:: SUPPLIED RECORDS ::

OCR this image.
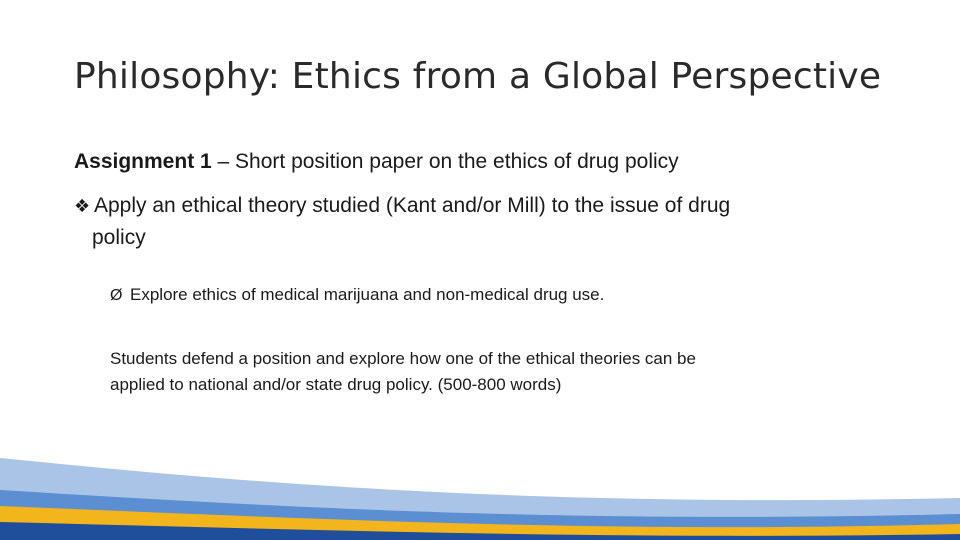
Philosophy: Ethics from a Global Perspective
Assignment 1 – Short position paper on the ethics of drug policy
❖ Apply an ethical theory studied (Kant and/or Mill) to the issue of drug
policy
Ø Explore ethics of medical marijuana and non-medical drug use.
Students defend a position and explore how one of the ethical theories can be
applied to national and/or state drug policy. (500-800 words)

:::

→ **DESCRIPTION OF THE TASK**
Repeat each entry exactly as it appears; skip any picture.

→ **TASK SOLUTION**
OCR this image.
Philosophy: Ethics from a Global Perspective
Assignment 1 – Short position paper on the ethics of drug policy
❖ Apply an ethical theory studied (Kant and/or Mill) to the issue of drug
policy
Ø Explore ethics of medical marijuana and non-medical drug use.
Students defend a position and explore how one of the ethical theories can be
applied to national and/or state drug policy. (500-800 words)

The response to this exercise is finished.